Work instructions: The exercise asks you to copy every line below in which "text" appears.

Task material:
────────
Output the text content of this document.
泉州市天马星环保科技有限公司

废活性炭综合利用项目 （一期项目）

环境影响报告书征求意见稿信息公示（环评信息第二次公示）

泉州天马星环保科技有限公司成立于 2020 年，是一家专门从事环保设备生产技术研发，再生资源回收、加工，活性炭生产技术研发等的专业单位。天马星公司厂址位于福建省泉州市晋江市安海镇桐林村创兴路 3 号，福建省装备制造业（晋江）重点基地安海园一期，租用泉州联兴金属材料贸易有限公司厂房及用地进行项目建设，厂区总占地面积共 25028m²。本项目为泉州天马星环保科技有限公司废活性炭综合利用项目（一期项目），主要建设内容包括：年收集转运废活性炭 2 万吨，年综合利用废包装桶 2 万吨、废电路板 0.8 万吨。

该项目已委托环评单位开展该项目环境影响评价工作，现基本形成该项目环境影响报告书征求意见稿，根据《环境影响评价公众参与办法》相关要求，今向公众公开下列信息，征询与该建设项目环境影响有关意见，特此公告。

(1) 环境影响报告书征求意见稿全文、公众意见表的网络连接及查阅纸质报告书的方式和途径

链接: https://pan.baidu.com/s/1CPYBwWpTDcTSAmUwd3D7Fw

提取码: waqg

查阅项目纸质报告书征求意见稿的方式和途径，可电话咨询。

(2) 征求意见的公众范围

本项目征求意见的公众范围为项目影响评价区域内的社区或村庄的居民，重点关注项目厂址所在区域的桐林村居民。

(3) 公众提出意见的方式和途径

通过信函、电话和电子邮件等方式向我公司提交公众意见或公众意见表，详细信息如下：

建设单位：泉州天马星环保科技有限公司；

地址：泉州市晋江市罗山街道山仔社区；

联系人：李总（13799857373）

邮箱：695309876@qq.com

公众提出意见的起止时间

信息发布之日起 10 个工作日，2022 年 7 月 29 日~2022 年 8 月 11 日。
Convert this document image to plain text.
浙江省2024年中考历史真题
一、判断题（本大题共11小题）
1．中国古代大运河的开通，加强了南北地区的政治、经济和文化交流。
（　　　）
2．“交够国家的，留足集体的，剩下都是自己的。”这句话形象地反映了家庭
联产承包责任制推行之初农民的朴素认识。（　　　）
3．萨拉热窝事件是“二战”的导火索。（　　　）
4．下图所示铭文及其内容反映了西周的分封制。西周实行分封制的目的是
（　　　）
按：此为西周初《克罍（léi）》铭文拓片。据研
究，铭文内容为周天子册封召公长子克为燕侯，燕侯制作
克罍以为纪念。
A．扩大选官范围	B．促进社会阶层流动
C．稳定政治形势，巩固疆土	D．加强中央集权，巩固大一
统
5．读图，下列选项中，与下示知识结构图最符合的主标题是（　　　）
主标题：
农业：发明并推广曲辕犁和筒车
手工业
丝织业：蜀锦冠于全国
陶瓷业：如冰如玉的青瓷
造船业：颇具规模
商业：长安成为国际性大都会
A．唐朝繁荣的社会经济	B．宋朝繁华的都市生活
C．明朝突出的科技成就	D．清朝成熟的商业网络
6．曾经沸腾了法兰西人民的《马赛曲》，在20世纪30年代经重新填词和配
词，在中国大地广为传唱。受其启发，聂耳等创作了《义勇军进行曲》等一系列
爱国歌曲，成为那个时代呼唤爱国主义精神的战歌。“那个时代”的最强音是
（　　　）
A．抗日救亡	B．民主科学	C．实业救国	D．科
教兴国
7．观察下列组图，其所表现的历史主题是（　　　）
────────
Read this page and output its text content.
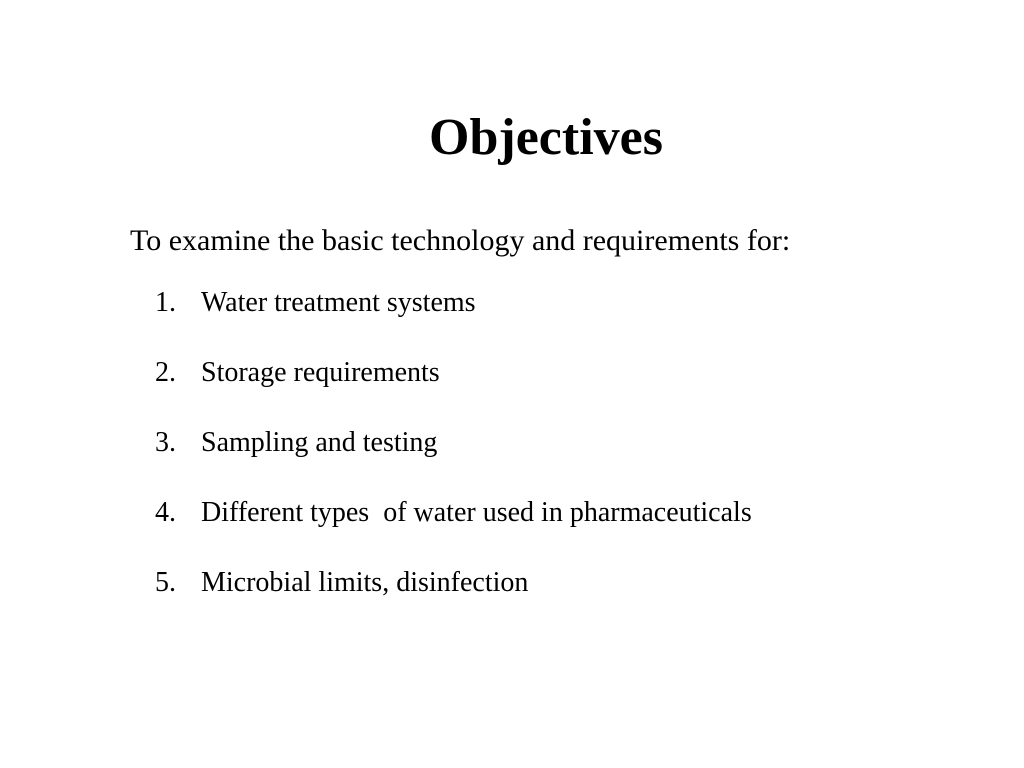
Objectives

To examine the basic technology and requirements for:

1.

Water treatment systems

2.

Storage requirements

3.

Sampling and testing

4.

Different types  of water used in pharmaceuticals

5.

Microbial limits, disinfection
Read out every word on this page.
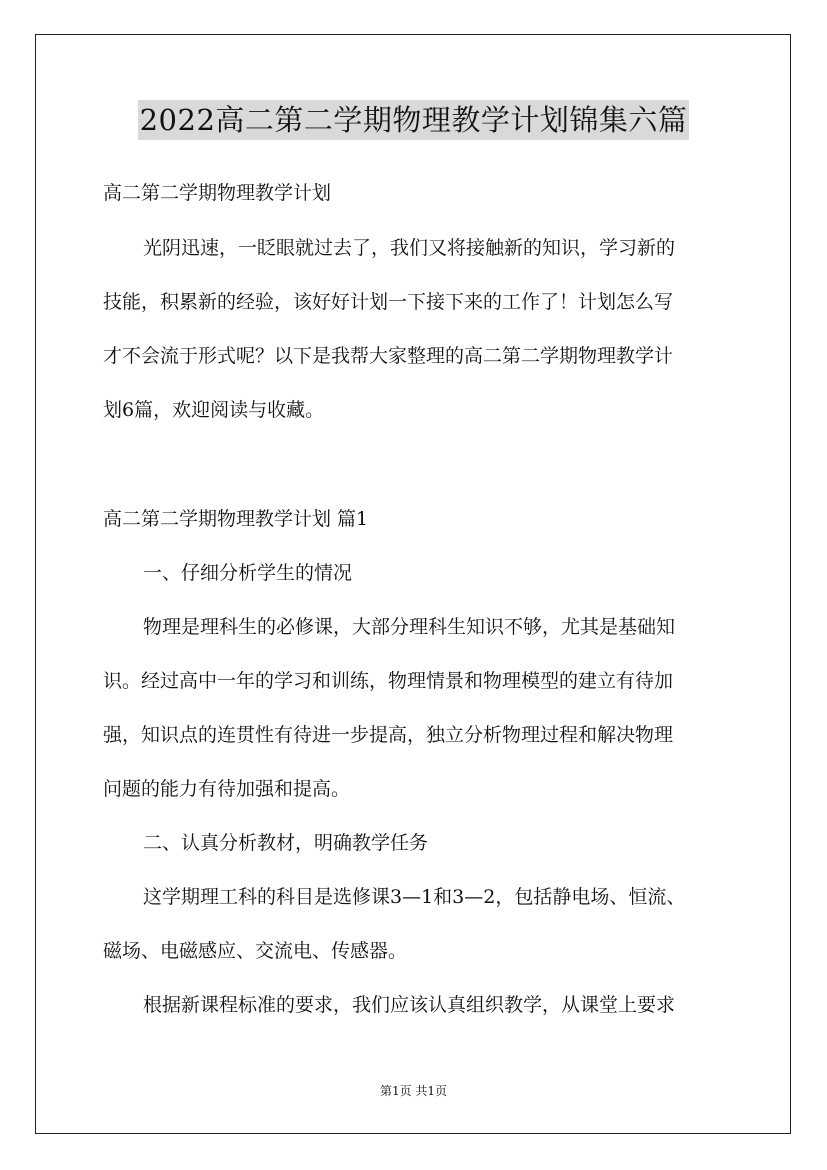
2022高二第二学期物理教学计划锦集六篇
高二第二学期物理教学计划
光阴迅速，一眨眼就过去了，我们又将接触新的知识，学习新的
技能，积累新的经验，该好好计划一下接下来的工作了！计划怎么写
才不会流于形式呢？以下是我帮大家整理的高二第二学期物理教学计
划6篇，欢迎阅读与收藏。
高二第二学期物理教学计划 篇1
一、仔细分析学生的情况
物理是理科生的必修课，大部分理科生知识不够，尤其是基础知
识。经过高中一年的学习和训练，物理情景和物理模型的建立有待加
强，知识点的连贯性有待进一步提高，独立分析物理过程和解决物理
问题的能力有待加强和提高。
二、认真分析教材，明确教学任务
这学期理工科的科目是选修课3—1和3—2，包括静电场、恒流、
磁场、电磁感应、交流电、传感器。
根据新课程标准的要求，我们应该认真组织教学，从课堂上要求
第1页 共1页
────────
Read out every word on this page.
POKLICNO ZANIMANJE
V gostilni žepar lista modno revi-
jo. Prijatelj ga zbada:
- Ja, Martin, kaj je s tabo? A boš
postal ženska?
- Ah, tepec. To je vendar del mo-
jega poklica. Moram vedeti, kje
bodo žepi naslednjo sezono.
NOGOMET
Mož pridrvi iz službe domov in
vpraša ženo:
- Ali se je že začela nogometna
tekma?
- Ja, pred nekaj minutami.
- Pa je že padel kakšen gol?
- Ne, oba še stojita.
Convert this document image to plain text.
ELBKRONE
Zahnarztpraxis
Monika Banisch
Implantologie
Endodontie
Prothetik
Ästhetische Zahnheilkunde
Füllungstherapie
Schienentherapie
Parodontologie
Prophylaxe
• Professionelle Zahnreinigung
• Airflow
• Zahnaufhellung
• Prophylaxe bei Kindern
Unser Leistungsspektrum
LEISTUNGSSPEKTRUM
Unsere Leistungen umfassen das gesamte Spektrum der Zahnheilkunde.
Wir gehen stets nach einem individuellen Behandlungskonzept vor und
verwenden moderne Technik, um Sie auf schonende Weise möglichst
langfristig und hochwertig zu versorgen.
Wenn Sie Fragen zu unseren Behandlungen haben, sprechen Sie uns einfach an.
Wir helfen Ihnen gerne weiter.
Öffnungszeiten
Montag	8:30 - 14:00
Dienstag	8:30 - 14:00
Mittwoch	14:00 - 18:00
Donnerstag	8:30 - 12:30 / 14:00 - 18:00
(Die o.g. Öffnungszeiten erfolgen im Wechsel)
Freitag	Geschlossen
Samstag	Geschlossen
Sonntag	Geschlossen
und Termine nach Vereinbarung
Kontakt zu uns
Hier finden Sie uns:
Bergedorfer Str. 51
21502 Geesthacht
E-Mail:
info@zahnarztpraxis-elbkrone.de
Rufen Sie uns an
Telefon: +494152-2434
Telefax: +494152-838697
────────
Answer to the task:
Output the text content of this document.
Convert this document image to plain text.
Read this page and output its text content.
Convert this document image to plain text.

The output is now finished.